## Instruction
Reproduce the listing below in full and without alteration, apart from its pictures.

◇ ◇ ◇ ◇

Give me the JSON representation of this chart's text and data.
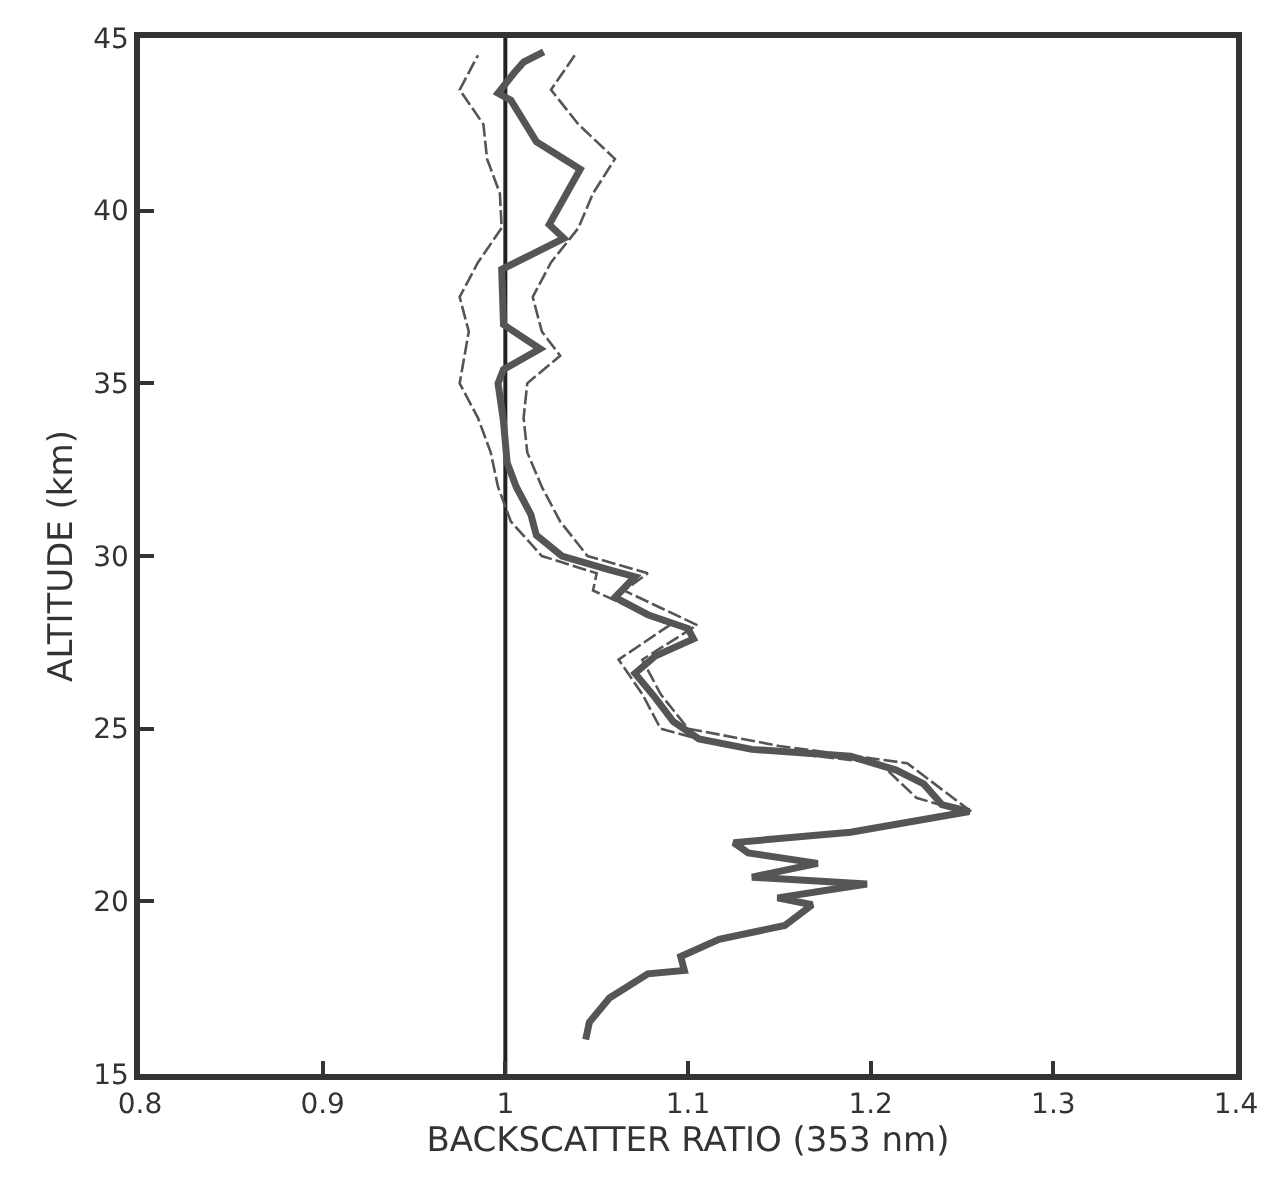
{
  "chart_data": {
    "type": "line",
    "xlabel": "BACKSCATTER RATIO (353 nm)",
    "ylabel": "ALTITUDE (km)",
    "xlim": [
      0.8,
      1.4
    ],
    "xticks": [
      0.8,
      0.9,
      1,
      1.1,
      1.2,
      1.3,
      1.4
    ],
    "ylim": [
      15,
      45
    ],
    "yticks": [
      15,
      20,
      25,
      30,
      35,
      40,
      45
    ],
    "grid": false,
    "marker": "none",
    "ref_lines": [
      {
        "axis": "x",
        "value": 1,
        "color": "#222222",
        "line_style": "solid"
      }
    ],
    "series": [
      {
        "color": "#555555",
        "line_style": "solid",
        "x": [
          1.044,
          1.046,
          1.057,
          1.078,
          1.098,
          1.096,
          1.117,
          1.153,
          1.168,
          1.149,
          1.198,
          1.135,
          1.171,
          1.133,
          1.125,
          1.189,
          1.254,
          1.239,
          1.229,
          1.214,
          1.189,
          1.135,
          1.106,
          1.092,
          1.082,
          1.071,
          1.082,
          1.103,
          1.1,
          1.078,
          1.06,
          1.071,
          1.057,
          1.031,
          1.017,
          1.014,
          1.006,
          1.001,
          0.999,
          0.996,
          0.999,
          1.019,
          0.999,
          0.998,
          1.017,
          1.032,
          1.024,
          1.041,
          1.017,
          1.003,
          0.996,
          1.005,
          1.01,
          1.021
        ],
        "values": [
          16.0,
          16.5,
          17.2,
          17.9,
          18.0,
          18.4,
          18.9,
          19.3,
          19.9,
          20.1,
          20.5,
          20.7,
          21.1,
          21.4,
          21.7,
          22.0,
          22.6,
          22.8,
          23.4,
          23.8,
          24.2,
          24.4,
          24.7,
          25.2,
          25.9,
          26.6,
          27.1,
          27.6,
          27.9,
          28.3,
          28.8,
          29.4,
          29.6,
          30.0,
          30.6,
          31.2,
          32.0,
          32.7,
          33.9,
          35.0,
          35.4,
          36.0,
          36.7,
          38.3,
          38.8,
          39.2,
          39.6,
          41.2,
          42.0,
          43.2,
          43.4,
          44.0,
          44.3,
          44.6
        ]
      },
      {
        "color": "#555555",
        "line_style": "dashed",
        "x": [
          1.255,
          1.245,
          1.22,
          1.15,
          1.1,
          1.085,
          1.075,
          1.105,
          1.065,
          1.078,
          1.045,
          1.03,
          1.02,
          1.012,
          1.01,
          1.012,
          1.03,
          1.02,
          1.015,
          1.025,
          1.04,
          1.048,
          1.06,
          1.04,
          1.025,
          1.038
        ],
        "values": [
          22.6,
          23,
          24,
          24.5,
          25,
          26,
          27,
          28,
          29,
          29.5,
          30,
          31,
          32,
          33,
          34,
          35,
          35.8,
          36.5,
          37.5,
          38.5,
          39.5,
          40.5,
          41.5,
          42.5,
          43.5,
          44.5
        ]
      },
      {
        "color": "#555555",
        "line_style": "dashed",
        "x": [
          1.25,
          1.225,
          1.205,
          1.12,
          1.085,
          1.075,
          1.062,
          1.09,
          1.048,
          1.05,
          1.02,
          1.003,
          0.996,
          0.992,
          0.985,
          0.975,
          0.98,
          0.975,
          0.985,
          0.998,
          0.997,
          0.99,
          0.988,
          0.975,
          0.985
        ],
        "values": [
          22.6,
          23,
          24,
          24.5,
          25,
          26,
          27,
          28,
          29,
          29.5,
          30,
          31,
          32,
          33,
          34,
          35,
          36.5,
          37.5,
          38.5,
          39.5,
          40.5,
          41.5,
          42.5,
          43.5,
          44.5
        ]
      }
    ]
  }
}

◇ ◇ ◇ ◇

## Reply to the task
Give me the JSON representation of this chart's text and data.
{
  "chart_data": {
    "type": "line",
    "xlabel": "BACKSCATTER RATIO (353 nm)",
    "ylabel": "ALTITUDE (km)",
    "xlim": [
      0.8,
      1.4
    ],
    "xticks": [
      0.8,
      0.9,
      1,
      1.1,
      1.2,
      1.3,
      1.4
    ],
    "ylim": [
      15,
      45
    ],
    "yticks": [
      15,
      20,
      25,
      30,
      35,
      40,
      45
    ],
    "grid": false,
    "marker": "none",
    "ref_lines": [
      {
        "axis": "x",
        "value": 1,
        "color": "#222222",
        "line_style": "solid"
      }
    ],
    "series": [
      {
        "color": "#555555",
        "line_style": "solid",
        "x": [
          1.044,
          1.046,
          1.057,
          1.078,
          1.098,
          1.096,
          1.117,
          1.153,
          1.168,
          1.149,
          1.198,
          1.135,
          1.171,
          1.133,
          1.125,
          1.189,
          1.254,
          1.239,
          1.229,
          1.214,
          1.189,
          1.135,
          1.106,
          1.092,
          1.082,
          1.071,
          1.082,
          1.103,
          1.1,
          1.078,
          1.06,
          1.071,
          1.057,
          1.031,
          1.017,
          1.014,
          1.006,
          1.001,
          0.999,
          0.996,
          0.999,
          1.019,
          0.999,
          0.998,
          1.017,
          1.032,
          1.024,
          1.041,
          1.017,
          1.003,
          0.996,
          1.005,
          1.01,
          1.021
        ],
        "values": [
          16.0,
          16.5,
          17.2,
          17.9,
          18.0,
          18.4,
          18.9,
          19.3,
          19.9,
          20.1,
          20.5,
          20.7,
          21.1,
          21.4,
          21.7,
          22.0,
          22.6,
          22.8,
          23.4,
          23.8,
          24.2,
          24.4,
          24.7,
          25.2,
          25.9,
          26.6,
          27.1,
          27.6,
          27.9,
          28.3,
          28.8,
          29.4,
          29.6,
          30.0,
          30.6,
          31.2,
          32.0,
          32.7,
          33.9,
          35.0,
          35.4,
          36.0,
          36.7,
          38.3,
          38.8,
          39.2,
          39.6,
          41.2,
          42.0,
          43.2,
          43.4,
          44.0,
          44.3,
          44.6
        ]
      },
      {
        "color": "#555555",
        "line_style": "dashed",
        "x": [
          1.255,
          1.245,
          1.22,
          1.15,
          1.1,
          1.085,
          1.075,
          1.105,
          1.065,
          1.078,
          1.045,
          1.03,
          1.02,
          1.012,
          1.01,
          1.012,
          1.03,
          1.02,
          1.015,
          1.025,
          1.04,
          1.048,
          1.06,
          1.04,
          1.025,
          1.038
        ],
        "values": [
          22.6,
          23,
          24,
          24.5,
          25,
          26,
          27,
          28,
          29,
          29.5,
          30,
          31,
          32,
          33,
          34,
          35,
          35.8,
          36.5,
          37.5,
          38.5,
          39.5,
          40.5,
          41.5,
          42.5,
          43.5,
          44.5
        ]
      },
      {
        "color": "#555555",
        "line_style": "dashed",
        "x": [
          1.25,
          1.225,
          1.205,
          1.12,
          1.085,
          1.075,
          1.062,
          1.09,
          1.048,
          1.05,
          1.02,
          1.003,
          0.996,
          0.992,
          0.985,
          0.975,
          0.98,
          0.975,
          0.985,
          0.998,
          0.997,
          0.99,
          0.988,
          0.975,
          0.985
        ],
        "values": [
          22.6,
          23,
          24,
          24.5,
          25,
          26,
          27,
          28,
          29,
          29.5,
          30,
          31,
          32,
          33,
          34,
          35,
          36.5,
          37.5,
          38.5,
          39.5,
          40.5,
          41.5,
          42.5,
          43.5,
          44.5
        ]
      }
    ]
  }
}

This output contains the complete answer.